# [RECORDS SHOWN]

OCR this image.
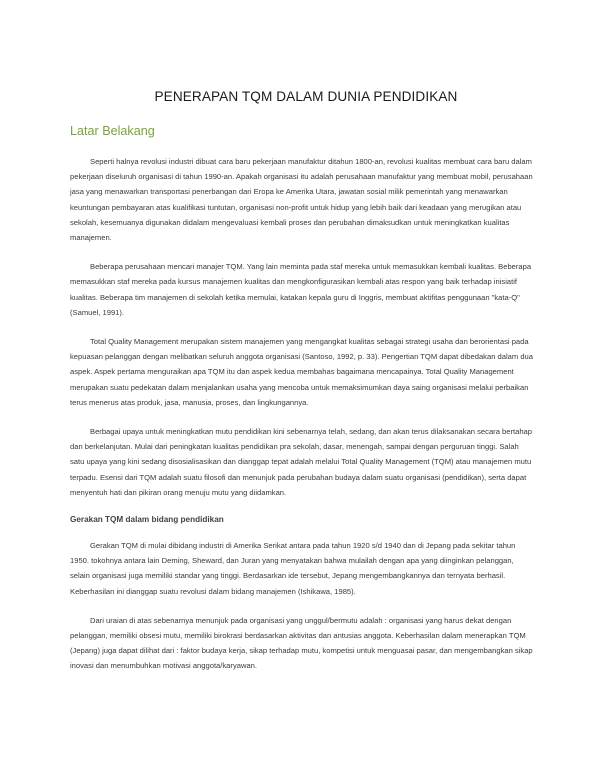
PENERAPAN TQM DALAM DUNIA PENDIDIKAN
Latar Belakang

Seperti halnya revolusi industri dibuat cara baru pekerjaan manufaktur ditahun 1800-an, revolusi kualitas membuat cara baru dalam pekerjaan diseluruh organisasi di tahun 1990-an. Apakah organisasi itu adalah perusahaan manufaktur yang membuat mobil, perusahaan jasa yang menawarkan transportasi penerbangan dari Eropa ke Amerika Utara, jawatan sosial milik pemerintah yang menawarkan keuntungan pembayaran atas kualifikasi tuntutan, organisasi non-profit untuk hidup yang lebih baik dari keadaan yang merugikan atau sekolah, kesemuanya digunakan didalam mengevaluasi kembali proses dan perubahan dimaksudkan untuk meningkatkan kualitas manajemen.

Beberapa perusahaan mencari manajer TQM. Yang lain meminta pada staf mereka untuk memasukkan kembali kualitas. Beberapa memasukkan staf mereka pada kursus manajemen kualitas dan mengkonfigurasikan kembali atas respon yang baik terhadap inisiatif kualitas. Beberapa tim manajemen di sekolah ketika memulai, katakan kepala guru di Inggris, membuat aktifitas penggunaan "kata-Q"(Samuel, 1991).

Total Quality Management merupakan sistem manajemen yang mengangkat kualitas sebagai strategi usaha dan berorientasi pada kepuasan pelanggan dengan melibatkan seluruh anggota organisasi (Santoso, 1992, p. 33). Pengertian TQM dapat dibedakan dalam dua aspek. Aspek pertama menguraikan apa TQM itu dan aspek kedua membahas bagaimana mencapainya. Total Quality Management merupakan suatu pedekatan dalam menjalankan usaha yang mencoba untuk memaksimumkan daya saing organisasi melalui perbaikan terus menerus atas produk, jasa, manusia, proses, dan lingkungannya.

Berbagai upaya untuk meningkatkan mutu pendidikan kini sebenarnya telah, sedang, dan akan terus dilaksanakan secara bertahap dan berkelanjutan. Mulai dari peningkatan kualitas pendidikan pra sekolah, dasar, menengah, sampai dengan perguruan tinggi. Salah satu upaya yang kini sedang disosialisasikan dan dianggap tepat adalah melalui Total Quality Management (TQM) atau manajemen mutu terpadu. Esensi dari TQM adalah suatu filosofi dan menunjuk pada perubahan budaya dalam suatu organisasi (pendidikan), serta dapat menyentuh hati dan pikiran orang menuju mutu yang diidamkan.

Gerakan TQM dalam bidang pendidikan

Gerakan TQM di mulai dibidang industri di Amerika Serikat antara pada tahun 1920 s/d 1940 dan di Jepang pada sekitar tahun 1950. tokohnya antara lain Deming, Sheward, dan Juran yang menyatakan bahwa mulailah dengan apa yang diinginkan pelanggan, selain organisasi juga memiliki standar yang tinggi. Berdasarkan ide tersebut, Jepang mengembangkannya dan ternyata berhasil. Keberhasilan ini dianggap suatu revolusi dalam bidang manajemen (Ishikawa, 1985).

Dari uraian di atas sebenarnya menunjuk pada organisasi yang unggul/bermutu adalah : organisasi yang harus dekat dengan pelanggan, memiliki obsesi mutu, memiliki birokrasi berdasarkan aktivitas dan antusias anggota. Keberhasilan dalam menerapkan TQM (Jepang) juga dapat dilihat dari : faktor budaya kerja, sikap terhadap mutu, kompetisi untuk menguasai pasar, dan mengembangkan sikap inovasi dan menumbuhkan motivasi anggota/karyawan.
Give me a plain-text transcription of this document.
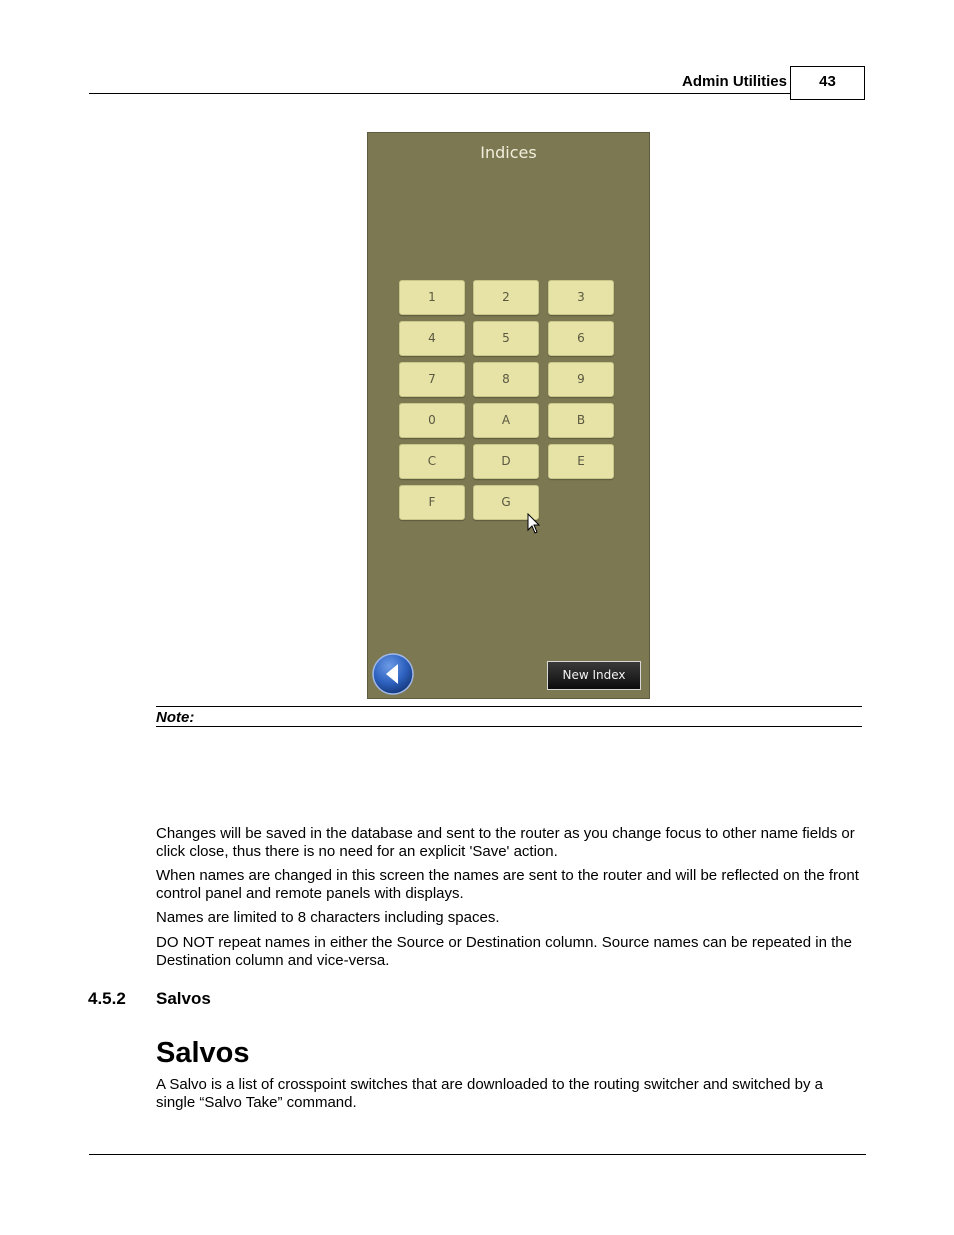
Admin Utilities	43
Indices
1	2	3
4	5	6
7	8	9
0	A	B
C	D	E
F	G
New Index
Note:
Changes will be saved in the database and sent to the router as you change focus to other name fields or click close, thus there is no need for an explicit 'Save' action.
When names are changed in this screen the names are sent to the router and will be reflected on the front control panel and remote panels with displays.
Names are limited to 8 characters including spaces.
DO NOT repeat names in either the Source or Destination column. Source names can be repeated in the Destination column and vice-versa.
4.5.2 Salvos
Salvos
A Salvo is a list of crosspoint switches that are downloaded to the routing switcher and switched by a single “Salvo Take” command.
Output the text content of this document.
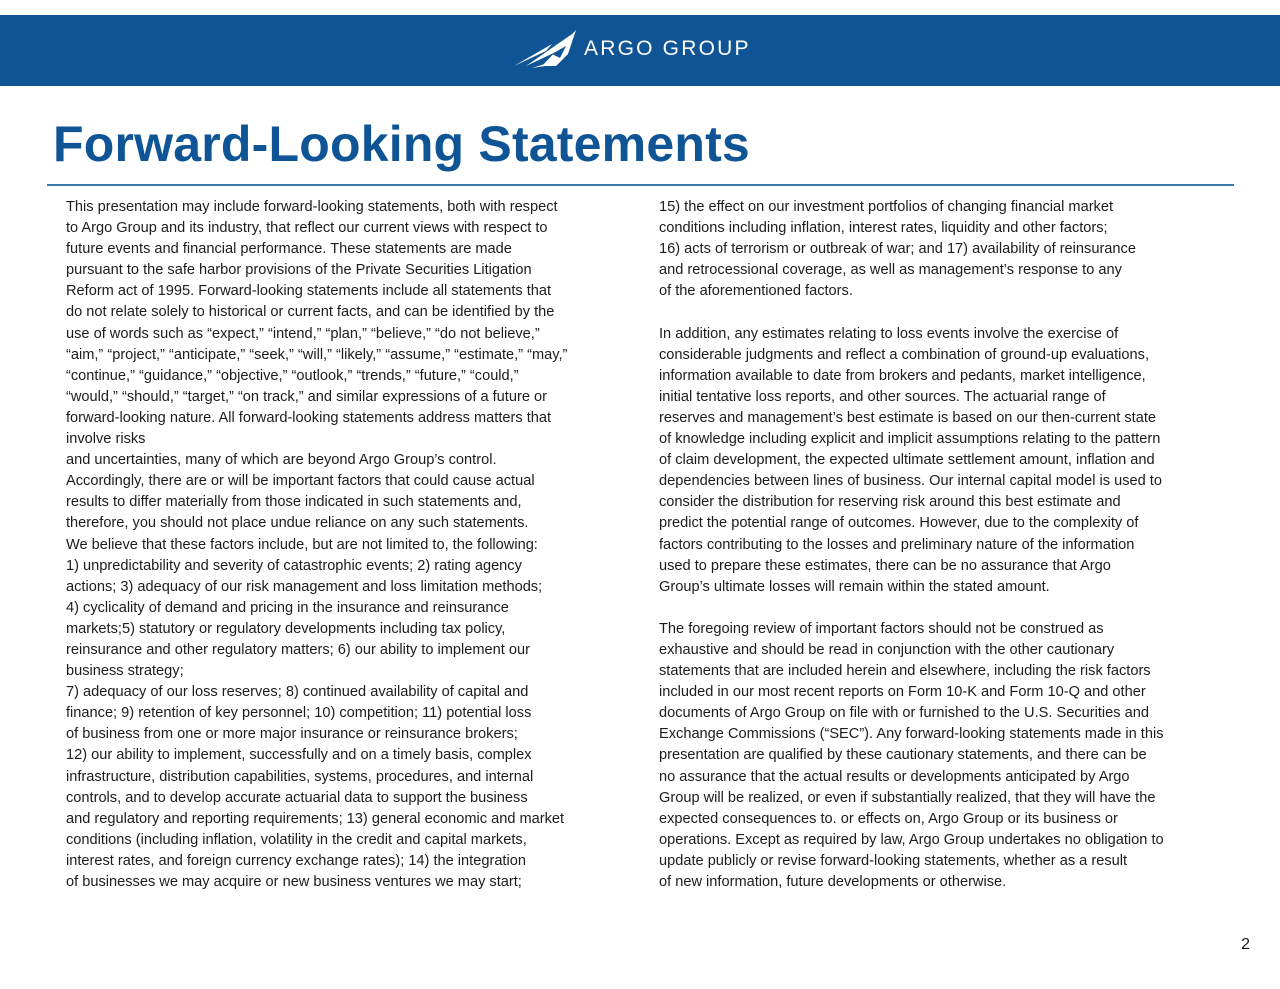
ARGO GROUP
Forward-Looking Statements
This presentation may include forward-looking statements, both with respect
to Argo Group and its industry, that reflect our current views with respect to
future events and financial performance. These statements are made
pursuant to the safe harbor provisions of the Private Securities Litigation
Reform act of 1995. Forward-looking statements include all statements that
do not relate solely to historical or current facts, and can be identified by the
use of words such as “expect,” “intend,” “plan,” “believe,” “do not believe,”
“aim,” “project,” “anticipate,” “seek,” “will,” “likely,” “assume,” “estimate,” “may,”
“continue,” “guidance,” “objective,” “outlook,” “trends,” “future,” “could,”
“would,” “should,” “target,” “on track,” and similar expressions of a future or
forward-looking nature. All forward-looking statements address matters that
involve risks
and uncertainties, many of which are beyond Argo Group’s control.
Accordingly, there are or will be important factors that could cause actual
results to differ materially from those indicated in such statements and,
therefore, you should not place undue reliance on any such statements.
We believe that these factors include, but are not limited to, the following:
1) unpredictability and severity of catastrophic events; 2) rating agency
actions; 3) adequacy of our risk management and loss limitation methods;
4) cyclicality of demand and pricing in the insurance and reinsurance
markets;5) statutory or regulatory developments including tax policy,
reinsurance and other regulatory matters; 6) our ability to implement our
business strategy;
7) adequacy of our loss reserves; 8) continued availability of capital and
finance; 9) retention of key personnel; 10) competition; 11) potential loss
of business from one or more major insurance or reinsurance brokers;
12) our ability to implement, successfully and on a timely basis, complex
infrastructure, distribution capabilities, systems, procedures, and internal
controls, and to develop accurate actuarial data to support the business
and regulatory and reporting requirements; 13) general economic and market
conditions (including inflation, volatility in the credit and capital markets,
interest rates, and foreign currency exchange rates); 14) the integration
of businesses we may acquire or new business ventures we may start;
15) the effect on our investment portfolios of changing financial market
conditions including inflation, interest rates, liquidity and other factors;
16) acts of terrorism or outbreak of war; and 17) availability of reinsurance
and retrocessional coverage, as well as management’s response to any
of the aforementioned factors.
In addition, any estimates relating to loss events involve the exercise of
considerable judgments and reflect a combination of ground-up evaluations,
information available to date from brokers and pedants, market intelligence,
initial tentative loss reports, and other sources. The actuarial range of
reserves and management’s best estimate is based on our then-current state
of knowledge including explicit and implicit assumptions relating to the pattern
of claim development, the expected ultimate settlement amount, inflation and
dependencies between lines of business. Our internal capital model is used to
consider the distribution for reserving risk around this best estimate and
predict the potential range of outcomes. However, due to the complexity of
factors contributing to the losses and preliminary nature of the information
used to prepare these estimates, there can be no assurance that Argo
Group’s ultimate losses will remain within the stated amount.
The foregoing review of important factors should not be construed as
exhaustive and should be read in conjunction with the other cautionary
statements that are included herein and elsewhere, including the risk factors
included in our most recent reports on Form 10-K and Form 10-Q and other
documents of Argo Group on file with or furnished to the U.S. Securities and
Exchange Commissions (“SEC”). Any forward-looking statements made in this
presentation are qualified by these cautionary statements, and there can be
no assurance that the actual results or developments anticipated by Argo
Group will be realized, or even if substantially realized, that they will have the
expected consequences to. or effects on, Argo Group or its business or
operations. Except as required by law, Argo Group undertakes no obligation to
update publicly or revise forward-looking statements, whether as a result
of new information, future developments or otherwise.
2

# [AIM]
Identify all lines in the records above with the word "potential".

# [EXERCISE OUTPUT]
finance; 9) retention of key personnel; 10) competition; 11) potential loss
predict the potential range of outcomes. However, due to the complexity of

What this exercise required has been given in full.